_Task details_:
Please print all of the material below, word for word.

:::::

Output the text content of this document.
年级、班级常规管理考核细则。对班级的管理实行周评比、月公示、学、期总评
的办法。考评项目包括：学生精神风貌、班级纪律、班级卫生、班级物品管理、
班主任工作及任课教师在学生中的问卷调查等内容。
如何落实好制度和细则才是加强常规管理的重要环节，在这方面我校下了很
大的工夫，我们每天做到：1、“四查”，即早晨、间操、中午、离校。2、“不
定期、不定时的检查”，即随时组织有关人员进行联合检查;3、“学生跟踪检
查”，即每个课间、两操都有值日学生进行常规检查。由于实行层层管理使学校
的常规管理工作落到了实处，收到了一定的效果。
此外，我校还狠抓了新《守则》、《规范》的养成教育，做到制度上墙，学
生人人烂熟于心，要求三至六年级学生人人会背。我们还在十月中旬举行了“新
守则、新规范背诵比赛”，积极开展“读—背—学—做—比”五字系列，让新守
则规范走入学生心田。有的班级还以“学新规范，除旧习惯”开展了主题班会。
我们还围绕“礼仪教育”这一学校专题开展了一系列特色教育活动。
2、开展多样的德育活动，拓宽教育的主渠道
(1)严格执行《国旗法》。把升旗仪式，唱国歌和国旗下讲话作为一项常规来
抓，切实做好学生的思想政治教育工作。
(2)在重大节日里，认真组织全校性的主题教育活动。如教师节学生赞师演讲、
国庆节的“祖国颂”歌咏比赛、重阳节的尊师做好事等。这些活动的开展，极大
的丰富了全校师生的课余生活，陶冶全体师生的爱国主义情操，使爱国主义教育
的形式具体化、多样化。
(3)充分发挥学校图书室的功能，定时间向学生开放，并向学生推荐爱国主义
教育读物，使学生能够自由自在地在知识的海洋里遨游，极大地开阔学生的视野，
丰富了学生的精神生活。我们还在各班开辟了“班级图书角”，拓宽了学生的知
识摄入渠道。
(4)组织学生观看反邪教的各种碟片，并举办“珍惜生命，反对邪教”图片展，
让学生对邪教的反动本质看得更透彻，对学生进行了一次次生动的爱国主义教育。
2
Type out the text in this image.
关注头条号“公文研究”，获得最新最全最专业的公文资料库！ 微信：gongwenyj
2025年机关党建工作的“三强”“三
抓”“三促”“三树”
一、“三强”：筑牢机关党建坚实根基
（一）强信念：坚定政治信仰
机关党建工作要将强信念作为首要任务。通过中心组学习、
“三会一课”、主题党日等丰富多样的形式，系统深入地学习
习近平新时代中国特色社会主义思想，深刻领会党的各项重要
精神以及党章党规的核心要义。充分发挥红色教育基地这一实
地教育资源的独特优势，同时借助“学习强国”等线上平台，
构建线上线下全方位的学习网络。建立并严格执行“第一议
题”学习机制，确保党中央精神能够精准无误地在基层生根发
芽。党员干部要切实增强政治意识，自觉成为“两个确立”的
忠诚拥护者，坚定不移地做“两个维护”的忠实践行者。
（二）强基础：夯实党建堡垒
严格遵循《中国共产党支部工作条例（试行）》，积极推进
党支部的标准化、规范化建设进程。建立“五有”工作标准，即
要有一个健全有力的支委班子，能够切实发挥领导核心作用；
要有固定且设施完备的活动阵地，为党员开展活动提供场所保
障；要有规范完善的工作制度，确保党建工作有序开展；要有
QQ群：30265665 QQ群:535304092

:::::

_Result_:
Output the text content of this document.
年级、班级常规管理考核细则。对班级的管理实行周评比、月公示、学、期总评
的办法。考评项目包括：学生精神风貌、班级纪律、班级卫生、班级物品管理、
班主任工作及任课教师在学生中的问卷调查等内容。
如何落实好制度和细则才是加强常规管理的重要环节，在这方面我校下了很
大的工夫，我们每天做到：1、“四查”，即早晨、间操、中午、离校。2、“不
定期、不定时的检查”，即随时组织有关人员进行联合检查;3、“学生跟踪检
查”，即每个课间、两操都有值日学生进行常规检查。由于实行层层管理使学校
的常规管理工作落到了实处，收到了一定的效果。
此外，我校还狠抓了新《守则》、《规范》的养成教育，做到制度上墙，学
生人人烂熟于心，要求三至六年级学生人人会背。我们还在十月中旬举行了“新
守则、新规范背诵比赛”，积极开展“读—背—学—做—比”五字系列，让新守
则规范走入学生心田。有的班级还以“学新规范，除旧习惯”开展了主题班会。
我们还围绕“礼仪教育”这一学校专题开展了一系列特色教育活动。
2、开展多样的德育活动，拓宽教育的主渠道
(1)严格执行《国旗法》。把升旗仪式，唱国歌和国旗下讲话作为一项常规来
抓，切实做好学生的思想政治教育工作。
(2)在重大节日里，认真组织全校性的主题教育活动。如教师节学生赞师演讲、
国庆节的“祖国颂”歌咏比赛、重阳节的尊师做好事等。这些活动的开展，极大
的丰富了全校师生的课余生活，陶冶全体师生的爱国主义情操，使爱国主义教育
的形式具体化、多样化。
(3)充分发挥学校图书室的功能，定时间向学生开放，并向学生推荐爱国主义
教育读物，使学生能够自由自在地在知识的海洋里遨游，极大地开阔学生的视野，
丰富了学生的精神生活。我们还在各班开辟了“班级图书角”，拓宽了学生的知
识摄入渠道。
(4)组织学生观看反邪教的各种碟片，并举办“珍惜生命，反对邪教”图片展，
让学生对邪教的反动本质看得更透彻，对学生进行了一次次生动的爱国主义教育。
2
Type out the text in this image.
关注头条号“公文研究”，获得最新最全最专业的公文资料库！ 微信：gongwenyj
2025年机关党建工作的“三强”“三
抓”“三促”“三树”
一、“三强”：筑牢机关党建坚实根基
（一）强信念：坚定政治信仰
机关党建工作要将强信念作为首要任务。通过中心组学习、
“三会一课”、主题党日等丰富多样的形式，系统深入地学习
习近平新时代中国特色社会主义思想，深刻领会党的各项重要
精神以及党章党规的核心要义。充分发挥红色教育基地这一实
地教育资源的独特优势，同时借助“学习强国”等线上平台，
构建线上线下全方位的学习网络。建立并严格执行“第一议
题”学习机制，确保党中央精神能够精准无误地在基层生根发
芽。党员干部要切实增强政治意识，自觉成为“两个确立”的
忠诚拥护者，坚定不移地做“两个维护”的忠实践行者。
（二）强基础：夯实党建堡垒
严格遵循《中国共产党支部工作条例（试行）》，积极推进
党支部的标准化、规范化建设进程。建立“五有”工作标准，即
要有一个健全有力的支委班子，能够切实发挥领导核心作用；
要有固定且设施完备的活动阵地，为党员开展活动提供场所保
障；要有规范完善的工作制度，确保党建工作有序开展；要有
QQ群：30265665 QQ群:535304092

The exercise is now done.